Textauszug »
━━━━━━━━━━━━━━━━━━━━━━━━━━━━━━

Belgin will nicht die Sahnestücke verscherbeln. Und schon gar nicht, um damit Haushaltslöcher zu stopfen. Der Museumsdirektor will Kunst allenfalls verkaufen oder tauschen, um andere Kunst einkaufen zu können. „Bewahren, erhalten, forschen, vermitteln, das sind unsere Hauptaufgaben“, betont er.

Belgin hat quer durch die Republik viel Schelte einstecken müssen für seine Überlegungen. Und er hat eine Diskussion ausgelöst, die zeigt, wie schwierig es inzwischen geworden ist, ein Museum nachhaltig und mit Blick auf die Zukunft zu führen. Aktiv sammeln kann das Haus mangels finanzieller Möglichkeiten nicht mehr. Der Bestand wächst durch Schenkungen, zum Beispiel durch die unschätzbaren 400 Arbeiten von Christian Rohlfs, die dessen Neffe und Nachlassverwalter Prof. Paul Vogt dem Museum übereignet hat. Ein einzigartiges Vermächtnis.

━━━━━━━━━━━━━━━━━━━━━━━━━━━━━━

Aufgaben »
**a)** Übersetzen Sie diesen Satz aus dem Textauszug ins Englische: „Aktiv sammeln kann das Haus mangels finanzieller Möglichkeiten nicht mehr.“
**b)** Geben Sie aus dem Textauszug alles von "Belgin hat quer" bis hinunter zu "Ein einzigartiges Vermächtnis." wörtlich wieder.
Die Auflistung unten brauchen Sie zum Lösen nicht.

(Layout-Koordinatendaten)
━━━━━━━━━━━━━━━━━━━━━━━━━━━━━━

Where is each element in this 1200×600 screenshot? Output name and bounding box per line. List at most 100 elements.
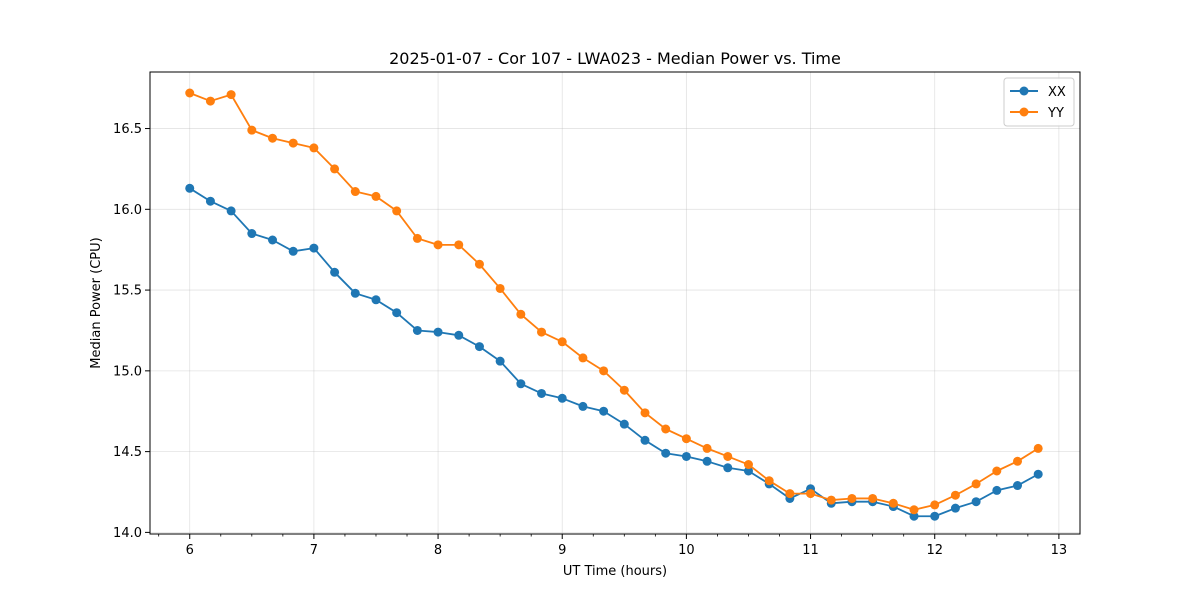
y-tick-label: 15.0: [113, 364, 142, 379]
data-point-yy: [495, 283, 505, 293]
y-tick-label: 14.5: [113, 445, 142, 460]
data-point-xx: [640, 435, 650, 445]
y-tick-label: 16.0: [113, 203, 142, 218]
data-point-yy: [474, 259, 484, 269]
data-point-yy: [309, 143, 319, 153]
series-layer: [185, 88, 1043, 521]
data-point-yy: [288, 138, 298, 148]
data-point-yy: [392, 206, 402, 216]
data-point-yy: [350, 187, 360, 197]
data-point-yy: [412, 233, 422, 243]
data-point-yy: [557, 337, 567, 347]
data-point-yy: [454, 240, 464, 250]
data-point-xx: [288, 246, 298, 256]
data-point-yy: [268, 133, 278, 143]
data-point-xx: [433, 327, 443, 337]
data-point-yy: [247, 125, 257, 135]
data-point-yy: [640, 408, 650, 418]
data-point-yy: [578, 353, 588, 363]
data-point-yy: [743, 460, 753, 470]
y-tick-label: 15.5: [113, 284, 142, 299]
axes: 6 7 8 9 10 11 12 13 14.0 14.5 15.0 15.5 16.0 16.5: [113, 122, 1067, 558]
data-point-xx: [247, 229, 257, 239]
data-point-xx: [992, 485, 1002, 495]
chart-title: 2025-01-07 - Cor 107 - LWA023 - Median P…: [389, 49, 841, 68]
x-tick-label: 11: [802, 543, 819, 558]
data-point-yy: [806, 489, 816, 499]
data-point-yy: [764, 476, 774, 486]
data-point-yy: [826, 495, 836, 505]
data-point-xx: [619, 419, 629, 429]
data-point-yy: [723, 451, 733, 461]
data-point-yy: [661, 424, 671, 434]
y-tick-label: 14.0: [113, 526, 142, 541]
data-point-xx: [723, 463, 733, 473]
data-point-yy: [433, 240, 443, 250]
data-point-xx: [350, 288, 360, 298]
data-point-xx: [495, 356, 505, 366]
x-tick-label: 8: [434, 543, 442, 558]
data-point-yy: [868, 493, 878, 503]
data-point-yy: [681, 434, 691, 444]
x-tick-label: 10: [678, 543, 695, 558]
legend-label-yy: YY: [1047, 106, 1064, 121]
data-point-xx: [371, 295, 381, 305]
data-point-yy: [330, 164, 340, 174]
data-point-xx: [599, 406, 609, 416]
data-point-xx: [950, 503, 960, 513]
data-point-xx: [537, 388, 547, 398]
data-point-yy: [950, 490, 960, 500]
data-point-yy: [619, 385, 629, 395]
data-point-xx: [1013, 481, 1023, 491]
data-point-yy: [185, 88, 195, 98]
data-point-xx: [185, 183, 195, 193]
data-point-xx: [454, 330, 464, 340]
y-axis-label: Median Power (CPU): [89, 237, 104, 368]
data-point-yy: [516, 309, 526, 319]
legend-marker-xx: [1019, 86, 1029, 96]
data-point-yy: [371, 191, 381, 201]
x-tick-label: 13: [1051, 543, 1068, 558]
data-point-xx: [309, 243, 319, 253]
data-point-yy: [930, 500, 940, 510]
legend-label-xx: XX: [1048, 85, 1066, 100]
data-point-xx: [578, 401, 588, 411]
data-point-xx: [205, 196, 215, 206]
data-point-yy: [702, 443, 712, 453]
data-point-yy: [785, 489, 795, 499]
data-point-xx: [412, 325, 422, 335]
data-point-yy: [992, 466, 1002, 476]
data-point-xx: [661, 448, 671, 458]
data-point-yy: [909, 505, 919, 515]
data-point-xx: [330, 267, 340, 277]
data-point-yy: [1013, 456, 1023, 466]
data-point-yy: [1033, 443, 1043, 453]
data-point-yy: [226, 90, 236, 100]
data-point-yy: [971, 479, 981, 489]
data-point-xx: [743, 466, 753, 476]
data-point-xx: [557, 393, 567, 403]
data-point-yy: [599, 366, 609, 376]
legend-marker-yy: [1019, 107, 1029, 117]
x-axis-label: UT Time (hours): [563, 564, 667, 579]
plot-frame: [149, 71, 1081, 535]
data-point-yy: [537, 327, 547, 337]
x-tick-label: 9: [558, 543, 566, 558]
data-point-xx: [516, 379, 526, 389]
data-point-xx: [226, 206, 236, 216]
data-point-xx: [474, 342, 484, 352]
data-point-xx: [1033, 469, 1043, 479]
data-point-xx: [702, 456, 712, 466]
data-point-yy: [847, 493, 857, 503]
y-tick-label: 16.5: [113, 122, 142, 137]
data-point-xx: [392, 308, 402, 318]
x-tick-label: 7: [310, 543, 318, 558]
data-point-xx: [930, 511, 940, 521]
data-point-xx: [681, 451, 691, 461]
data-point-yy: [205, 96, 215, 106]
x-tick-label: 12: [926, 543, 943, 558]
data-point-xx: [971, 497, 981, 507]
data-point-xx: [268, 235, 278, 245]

━━━━━━━━━━━━━━━━━━━━━━━━━━━━━━

Lösungen »
**a)** For lack of financial means, the museum can no longer actively collect.

**b)**
Belgin hat quer durch die Republik viel Schelte einstecken müssen für seine Überlegungen. Und er hat eine Diskussion ausgelöst, die zeigt, wie schwierig es inzwischen geworden ist, ein Museum nachhaltig und mit Blick auf die Zukunft zu führen. Aktiv sammeln kann das Haus mangels finanzieller Möglichkeiten nicht mehr. Der Bestand wächst durch Schenkungen, zum Beispiel durch die unschätzbaren 400 Arbeiten von Christian Rohlfs, die dessen Neffe und Nachlassverwalter Prof. Paul Vogt dem Museum übereignet hat. Ein einzigartiges Vermächtnis.